» **Task to complete**
Reproduce every entry exactly as shown.

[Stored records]
● ● ● ● ●
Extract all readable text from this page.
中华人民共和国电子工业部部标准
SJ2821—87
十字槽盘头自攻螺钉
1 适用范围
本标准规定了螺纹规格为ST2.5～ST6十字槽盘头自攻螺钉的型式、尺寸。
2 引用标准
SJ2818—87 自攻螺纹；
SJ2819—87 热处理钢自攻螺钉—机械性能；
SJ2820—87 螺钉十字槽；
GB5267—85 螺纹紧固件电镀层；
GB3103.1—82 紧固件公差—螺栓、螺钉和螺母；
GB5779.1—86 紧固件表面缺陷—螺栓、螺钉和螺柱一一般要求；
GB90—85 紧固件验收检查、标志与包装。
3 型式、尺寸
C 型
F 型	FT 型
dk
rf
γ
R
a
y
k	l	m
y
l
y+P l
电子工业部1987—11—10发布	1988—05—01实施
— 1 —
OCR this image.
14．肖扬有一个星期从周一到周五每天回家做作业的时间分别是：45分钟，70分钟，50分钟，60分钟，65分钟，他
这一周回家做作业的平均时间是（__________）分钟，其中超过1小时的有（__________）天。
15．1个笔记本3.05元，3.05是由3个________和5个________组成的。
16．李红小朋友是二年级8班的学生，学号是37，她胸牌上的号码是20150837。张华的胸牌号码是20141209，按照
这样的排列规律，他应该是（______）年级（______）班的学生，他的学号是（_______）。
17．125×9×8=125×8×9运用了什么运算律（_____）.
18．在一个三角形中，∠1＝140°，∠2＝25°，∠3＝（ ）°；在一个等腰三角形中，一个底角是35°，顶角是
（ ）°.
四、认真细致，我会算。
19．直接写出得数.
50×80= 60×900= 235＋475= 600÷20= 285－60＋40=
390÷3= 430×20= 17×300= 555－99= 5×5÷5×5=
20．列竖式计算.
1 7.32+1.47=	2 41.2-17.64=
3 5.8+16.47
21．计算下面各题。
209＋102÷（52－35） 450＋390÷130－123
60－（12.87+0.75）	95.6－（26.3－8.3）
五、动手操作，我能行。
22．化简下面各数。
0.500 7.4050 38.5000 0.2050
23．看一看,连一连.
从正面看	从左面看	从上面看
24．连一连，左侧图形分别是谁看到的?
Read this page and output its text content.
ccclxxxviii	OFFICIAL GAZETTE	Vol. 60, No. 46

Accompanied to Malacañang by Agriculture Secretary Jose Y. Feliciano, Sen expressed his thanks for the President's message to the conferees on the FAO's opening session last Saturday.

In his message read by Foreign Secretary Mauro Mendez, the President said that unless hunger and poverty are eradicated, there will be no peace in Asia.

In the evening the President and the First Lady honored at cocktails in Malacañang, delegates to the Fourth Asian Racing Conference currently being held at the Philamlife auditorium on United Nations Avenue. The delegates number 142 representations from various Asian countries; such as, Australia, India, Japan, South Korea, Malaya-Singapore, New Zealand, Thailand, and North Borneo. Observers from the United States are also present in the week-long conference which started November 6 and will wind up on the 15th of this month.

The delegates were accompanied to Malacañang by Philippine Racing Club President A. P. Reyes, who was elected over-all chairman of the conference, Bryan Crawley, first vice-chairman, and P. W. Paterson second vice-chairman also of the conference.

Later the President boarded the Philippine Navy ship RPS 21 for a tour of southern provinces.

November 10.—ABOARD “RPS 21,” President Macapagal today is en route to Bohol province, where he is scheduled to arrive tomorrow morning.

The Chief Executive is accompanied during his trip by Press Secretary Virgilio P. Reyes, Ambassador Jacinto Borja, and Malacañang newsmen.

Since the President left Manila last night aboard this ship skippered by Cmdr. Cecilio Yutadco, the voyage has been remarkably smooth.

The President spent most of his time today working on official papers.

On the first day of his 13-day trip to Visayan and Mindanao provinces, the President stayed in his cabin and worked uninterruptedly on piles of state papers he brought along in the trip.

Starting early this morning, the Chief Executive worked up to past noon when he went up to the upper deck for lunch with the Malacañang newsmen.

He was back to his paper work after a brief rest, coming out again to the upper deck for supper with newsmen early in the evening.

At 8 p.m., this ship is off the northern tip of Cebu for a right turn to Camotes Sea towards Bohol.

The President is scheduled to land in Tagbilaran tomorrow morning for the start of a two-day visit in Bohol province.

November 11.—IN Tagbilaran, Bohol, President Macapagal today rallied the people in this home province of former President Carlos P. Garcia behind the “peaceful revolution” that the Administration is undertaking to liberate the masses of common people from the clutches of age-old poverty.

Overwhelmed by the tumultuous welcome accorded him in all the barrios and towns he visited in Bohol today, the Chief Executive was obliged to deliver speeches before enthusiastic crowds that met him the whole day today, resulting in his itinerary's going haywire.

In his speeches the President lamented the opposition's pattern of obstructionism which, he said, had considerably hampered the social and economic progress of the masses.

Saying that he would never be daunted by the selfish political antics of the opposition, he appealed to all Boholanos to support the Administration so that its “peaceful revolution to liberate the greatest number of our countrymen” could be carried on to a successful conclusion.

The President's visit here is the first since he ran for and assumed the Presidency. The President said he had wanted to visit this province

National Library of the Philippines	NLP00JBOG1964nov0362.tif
● ● ● ● ●
» **Solution to the exercise**
Extract all readable text from this page.
中华人民共和国电子工业部部标准
SJ2821—87
十字槽盘头自攻螺钉
1 适用范围
本标准规定了螺纹规格为ST2.5～ST6十字槽盘头自攻螺钉的型式、尺寸。
2 引用标准
SJ2818—87 自攻螺纹；
SJ2819—87 热处理钢自攻螺钉—机械性能；
SJ2820—87 螺钉十字槽；
GB5267—85 螺纹紧固件电镀层；
GB3103.1—82 紧固件公差—螺栓、螺钉和螺母；
GB5779.1—86 紧固件表面缺陷—螺栓、螺钉和螺柱一一般要求；
GB90—85 紧固件验收检查、标志与包装。
3 型式、尺寸
C 型
F 型	FT 型
dk
rf
γ
R
a
y
k	l	m
y
l
y+P l
电子工业部1987—11—10发布	1988—05—01实施
— 1 —
OCR this image.
14．肖扬有一个星期从周一到周五每天回家做作业的时间分别是：45分钟，70分钟，50分钟，60分钟，65分钟，他
这一周回家做作业的平均时间是（__________）分钟，其中超过1小时的有（__________）天。
15．1个笔记本3.05元，3.05是由3个________和5个________组成的。
16．李红小朋友是二年级8班的学生，学号是37，她胸牌上的号码是20150837。张华的胸牌号码是20141209，按照
这样的排列规律，他应该是（______）年级（______）班的学生，他的学号是（_______）。
17．125×9×8=125×8×9运用了什么运算律（_____）.
18．在一个三角形中，∠1＝140°，∠2＝25°，∠3＝（ ）°；在一个等腰三角形中，一个底角是35°，顶角是
（ ）°.
四、认真细致，我会算。
19．直接写出得数.
50×80= 60×900= 235＋475= 600÷20= 285－60＋40=
390÷3= 430×20= 17×300= 555－99= 5×5÷5×5=
20．列竖式计算.
1 7.32+1.47=	2 41.2-17.64=
3 5.8+16.47
21．计算下面各题。
209＋102÷（52－35） 450＋390÷130－123
60－（12.87+0.75）	95.6－（26.3－8.3）
五、动手操作，我能行。
22．化简下面各数。
0.500 7.4050 38.5000 0.2050
23．看一看,连一连.
从正面看	从左面看	从上面看
24．连一连，左侧图形分别是谁看到的?
Read this page and output its text content.
ccclxxxviii	OFFICIAL GAZETTE	Vol. 60, No. 46

Accompanied to Malacañang by Agriculture Secretary Jose Y. Feliciano, Sen expressed his thanks for the President's message to the conferees on the FAO's opening session last Saturday.

In his message read by Foreign Secretary Mauro Mendez, the President said that unless hunger and poverty are eradicated, there will be no peace in Asia.

In the evening the President and the First Lady honored at cocktails in Malacañang, delegates to the Fourth Asian Racing Conference currently being held at the Philamlife auditorium on United Nations Avenue. The delegates number 142 representations from various Asian countries; such as, Australia, India, Japan, South Korea, Malaya-Singapore, New Zealand, Thailand, and North Borneo. Observers from the United States are also present in the week-long conference which started November 6 and will wind up on the 15th of this month.

The delegates were accompanied to Malacañang by Philippine Racing Club President A. P. Reyes, who was elected over-all chairman of the conference, Bryan Crawley, first vice-chairman, and P. W. Paterson second vice-chairman also of the conference.

Later the President boarded the Philippine Navy ship RPS 21 for a tour of southern provinces.

November 10.—ABOARD “RPS 21,” President Macapagal today is en route to Bohol province, where he is scheduled to arrive tomorrow morning.

The Chief Executive is accompanied during his trip by Press Secretary Virgilio P. Reyes, Ambassador Jacinto Borja, and Malacañang newsmen.

Since the President left Manila last night aboard this ship skippered by Cmdr. Cecilio Yutadco, the voyage has been remarkably smooth.

The President spent most of his time today working on official papers.

On the first day of his 13-day trip to Visayan and Mindanao provinces, the President stayed in his cabin and worked uninterruptedly on piles of state papers he brought along in the trip.

Starting early this morning, the Chief Executive worked up to past noon when he went up to the upper deck for lunch with the Malacañang newsmen.

He was back to his paper work after a brief rest, coming out again to the upper deck for supper with newsmen early in the evening.

At 8 p.m., this ship is off the northern tip of Cebu for a right turn to Camotes Sea towards Bohol.

The President is scheduled to land in Tagbilaran tomorrow morning for the start of a two-day visit in Bohol province.

November 11.—IN Tagbilaran, Bohol, President Macapagal today rallied the people in this home province of former President Carlos P. Garcia behind the “peaceful revolution” that the Administration is undertaking to liberate the masses of common people from the clutches of age-old poverty.

Overwhelmed by the tumultuous welcome accorded him in all the barrios and towns he visited in Bohol today, the Chief Executive was obliged to deliver speeches before enthusiastic crowds that met him the whole day today, resulting in his itinerary's going haywire.

In his speeches the President lamented the opposition's pattern of obstructionism which, he said, had considerably hampered the social and economic progress of the masses.

Saying that he would never be daunted by the selfish political antics of the opposition, he appealed to all Boholanos to support the Administration so that its “peaceful revolution to liberate the greatest number of our countrymen” could be carried on to a successful conclusion.

The President's visit here is the first since he ran for and assumed the Presidency. The President said he had wanted to visit this province

National Library of the Philippines	NLP00JBOG1964nov0362.tif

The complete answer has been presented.